▶ **TASK INPUTS**
• • • • •

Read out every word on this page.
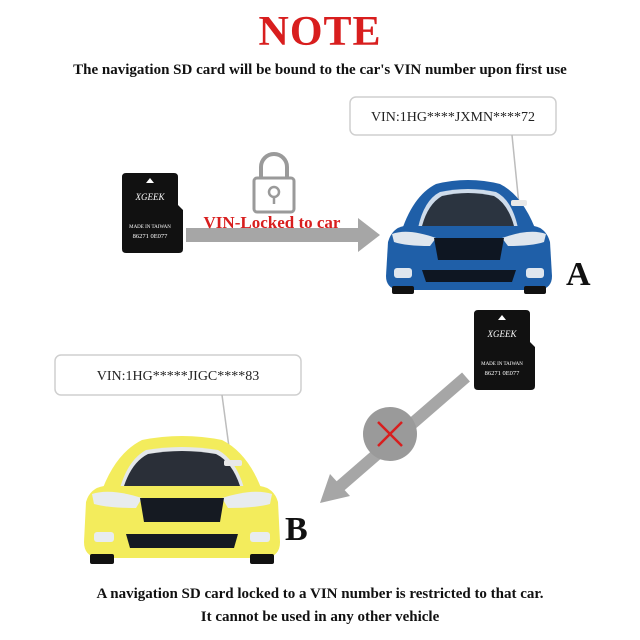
NOTE
The navigation SD card will be bound to the car's VIN number upon first use
XGEEK
MADE IN TAIWAN
86271 0E077
VIN-Locked to car
VIN:1HG****JXMN****72
A
XGEEK
MADE IN TAIWAN
86271 0E077
VIN:1HG*****JIGC****83
B
A navigation SD card locked to a VIN number is restricted to that car.
It cannot be used in any other vehicle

• • • • •

▶ **WHAT TO WORK ON**
Copy the listing over exactly, skipping the pictures it holds.

▶ **EXERCISE OUTPUT**
Read out every word on this page.
NOTE
The navigation SD card will be bound to the car's VIN number upon first use
XGEEK
MADE IN TAIWAN
86271 0E077
VIN-Locked to car
VIN:1HG****JXMN****72
A
XGEEK
MADE IN TAIWAN
86271 0E077
VIN:1HG*****JIGC****83
B
A navigation SD card locked to a VIN number is restricted to that car.
It cannot be used in any other vehicle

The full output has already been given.